• GOAL OF THE EXERCISE:
Repeat all the records exactly, omitting pictures.

• RECORDED INFORMATION:
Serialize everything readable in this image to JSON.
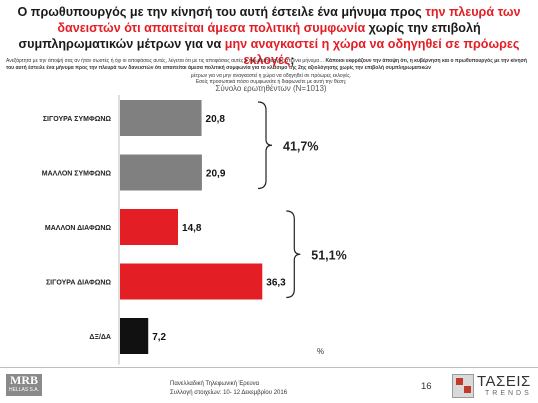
{
  "header": {
    "title_part1": "Ο πρωθυπουργός με την κίνησή του αυτή έστειλε ένα μήνυμα προς ",
    "title_red1": "την πλευρά των δανειστών ότι απαιτείται άμεσα πολιτική συμφωνία",
    "title_part2": " χωρίς την επιβολή συμπληρωματικών μέτρων για να ",
    "title_red2": "μην αναγκαστεί η χώρα να οδηγηθεί σε πρόωρες εκλογές",
    "title_part3": ";",
    "fine_print_1": "Ανεξάρτητα με την άποψή σας αν ήταν σωστές ή όχι οι αποφάσεις αυτές, λέγεται ότι με τις αποφάσεις αυτές ο πρωθυπουργός στέλνει μήνυμα…",
    "fine_print_1b": "Κάποιοι εκφράζουν την άποψη ότι, η κυβέρνηση και ο πρωθυπουργός με την κίνησή του αυτή έστειλε ένα μήνυμα προς την πλευρά των δανειστών ότι απαιτείται άμεσα πολιτική συμφωνία για το κλείσιμο της 2ης αξιολόγησης χωρίς την επιβολή συμπληρωματικών",
    "fine_print_2": "μέτρων για να μην αναγκαστεί η χώρα να οδηγηθεί σε πρόωρες εκλογές.",
    "fine_print_3": "Εσείς προσωπικά πόσο συμφωνείτε ή διαφωνείτε με αυτή την θέση;",
    "base": "Σύνολο ερωτηθέντων (N=1013)"
  },
  "chart_data": {
    "type": "bar",
    "orientation": "horizontal",
    "unit_label": "%",
    "categories": [
      "ΣΙΓΟΥΡΑ ΣΥΜΦΩΝΩ",
      "ΜΑΛΛΟΝ ΣΥΜΦΩΝΩ",
      "ΜΑΛΛΟΝ ΔΙΑΦΩΝΩ",
      "ΣΙΓΟΥΡΑ ΔΙΑΦΩΝΩ",
      "ΔΞ/ΔΑ"
    ],
    "values": [
      20.8,
      20.9,
      14.8,
      36.3,
      7.2
    ],
    "value_labels": [
      "20,8",
      "20,9",
      "14,8",
      "36,3",
      "7,2"
    ],
    "colors": [
      "#808080",
      "#808080",
      "#e31e24",
      "#e31e24",
      "#111111"
    ],
    "groups": [
      {
        "label": "41,7%",
        "from": 0,
        "to": 1
      },
      {
        "label": "51,1%",
        "from": 2,
        "to": 3
      }
    ],
    "xlim": [
      0,
      50
    ]
  },
  "footer": {
    "line1": "Πανελλαδική Τηλεφωνική Έρευνα",
    "line2": "Συλλογή στοιχείων: 10- 12 Δεκεμβρίου 2016",
    "page": "16",
    "logo_left_main": "MRB",
    "logo_left_sub": "HELLAS S.A.",
    "logo_right_main": "ΤΑΣΕΙΣ",
    "logo_right_sub": "TRENDS"
  }
}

• TASK SOLUTION:
Serialize everything readable in this image to JSON.
{
  "header": {
    "title_part1": "Ο πρωθυπουργός με την κίνησή του αυτή έστειλε ένα μήνυμα προς ",
    "title_red1": "την πλευρά των δανειστών ότι απαιτείται άμεσα πολιτική συμφωνία",
    "title_part2": " χωρίς την επιβολή συμπληρωματικών μέτρων για να ",
    "title_red2": "μην αναγκαστεί η χώρα να οδηγηθεί σε πρόωρες εκλογές",
    "title_part3": ";",
    "fine_print_1": "Ανεξάρτητα με την άποψή σας αν ήταν σωστές ή όχι οι αποφάσεις αυτές, λέγεται ότι με τις αποφάσεις αυτές ο πρωθυπουργός στέλνει μήνυμα…",
    "fine_print_1b": "Κάποιοι εκφράζουν την άποψη ότι, η κυβέρνηση και ο πρωθυπουργός με την κίνησή του αυτή έστειλε ένα μήνυμα προς την πλευρά των δανειστών ότι απαιτείται άμεσα πολιτική συμφωνία για το κλείσιμο της 2ης αξιολόγησης χωρίς την επιβολή συμπληρωματικών",
    "fine_print_2": "μέτρων για να μην αναγκαστεί η χώρα να οδηγηθεί σε πρόωρες εκλογές.",
    "fine_print_3": "Εσείς προσωπικά πόσο συμφωνείτε ή διαφωνείτε με αυτή την θέση;",
    "base": "Σύνολο ερωτηθέντων (N=1013)"
  },
  "chart_data": {
    "type": "bar",
    "orientation": "horizontal",
    "unit_label": "%",
    "categories": [
      "ΣΙΓΟΥΡΑ ΣΥΜΦΩΝΩ",
      "ΜΑΛΛΟΝ ΣΥΜΦΩΝΩ",
      "ΜΑΛΛΟΝ ΔΙΑΦΩΝΩ",
      "ΣΙΓΟΥΡΑ ΔΙΑΦΩΝΩ",
      "ΔΞ/ΔΑ"
    ],
    "values": [
      20.8,
      20.9,
      14.8,
      36.3,
      7.2
    ],
    "value_labels": [
      "20,8",
      "20,9",
      "14,8",
      "36,3",
      "7,2"
    ],
    "colors": [
      "#808080",
      "#808080",
      "#e31e24",
      "#e31e24",
      "#111111"
    ],
    "groups": [
      {
        "label": "41,7%",
        "from": 0,
        "to": 1
      },
      {
        "label": "51,1%",
        "from": 2,
        "to": 3
      }
    ],
    "xlim": [
      0,
      50
    ]
  },
  "footer": {
    "line1": "Πανελλαδική Τηλεφωνική Έρευνα",
    "line2": "Συλλογή στοιχείων: 10- 12 Δεκεμβρίου 2016",
    "page": "16",
    "logo_left_main": "MRB",
    "logo_left_sub": "HELLAS S.A.",
    "logo_right_main": "ΤΑΣΕΙΣ",
    "logo_right_sub": "TRENDS"
  }
}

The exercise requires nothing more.